Task objective:
From the data that follows, copy every line holding the string "Pesée".

Records to use:
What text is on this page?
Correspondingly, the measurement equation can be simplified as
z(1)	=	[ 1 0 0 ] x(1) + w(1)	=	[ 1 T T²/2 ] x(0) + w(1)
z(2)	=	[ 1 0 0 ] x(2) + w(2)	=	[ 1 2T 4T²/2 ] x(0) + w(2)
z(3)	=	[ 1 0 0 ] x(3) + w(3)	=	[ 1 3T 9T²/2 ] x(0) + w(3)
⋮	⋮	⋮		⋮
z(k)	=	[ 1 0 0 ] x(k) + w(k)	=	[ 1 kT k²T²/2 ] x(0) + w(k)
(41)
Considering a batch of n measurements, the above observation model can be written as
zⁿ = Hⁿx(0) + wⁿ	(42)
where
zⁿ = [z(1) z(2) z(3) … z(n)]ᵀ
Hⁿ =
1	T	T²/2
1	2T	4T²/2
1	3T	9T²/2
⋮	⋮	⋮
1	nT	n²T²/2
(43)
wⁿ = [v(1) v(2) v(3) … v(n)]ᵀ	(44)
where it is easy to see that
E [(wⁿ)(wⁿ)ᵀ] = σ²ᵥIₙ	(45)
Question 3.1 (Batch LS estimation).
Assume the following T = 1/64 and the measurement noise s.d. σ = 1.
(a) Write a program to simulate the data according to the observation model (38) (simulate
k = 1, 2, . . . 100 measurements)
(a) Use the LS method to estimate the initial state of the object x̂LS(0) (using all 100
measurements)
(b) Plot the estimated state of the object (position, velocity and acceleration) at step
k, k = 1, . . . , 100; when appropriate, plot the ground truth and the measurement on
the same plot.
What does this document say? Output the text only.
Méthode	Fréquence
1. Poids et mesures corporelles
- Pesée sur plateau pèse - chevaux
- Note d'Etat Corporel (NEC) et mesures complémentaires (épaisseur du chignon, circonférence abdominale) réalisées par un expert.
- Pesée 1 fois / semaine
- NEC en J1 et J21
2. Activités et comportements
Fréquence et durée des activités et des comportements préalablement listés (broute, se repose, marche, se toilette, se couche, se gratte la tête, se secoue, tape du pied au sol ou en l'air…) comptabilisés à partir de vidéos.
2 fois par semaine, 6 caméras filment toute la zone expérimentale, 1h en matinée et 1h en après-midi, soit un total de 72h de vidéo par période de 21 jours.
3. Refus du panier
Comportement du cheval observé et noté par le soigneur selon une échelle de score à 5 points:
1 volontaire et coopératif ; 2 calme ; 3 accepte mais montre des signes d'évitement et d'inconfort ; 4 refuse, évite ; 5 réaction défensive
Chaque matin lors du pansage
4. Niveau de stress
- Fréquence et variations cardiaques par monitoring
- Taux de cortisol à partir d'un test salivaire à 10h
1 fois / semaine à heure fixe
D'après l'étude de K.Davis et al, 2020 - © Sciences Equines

Result:
- Pesée sur plateau pèse - chevaux
- Pesée 1 fois / semaine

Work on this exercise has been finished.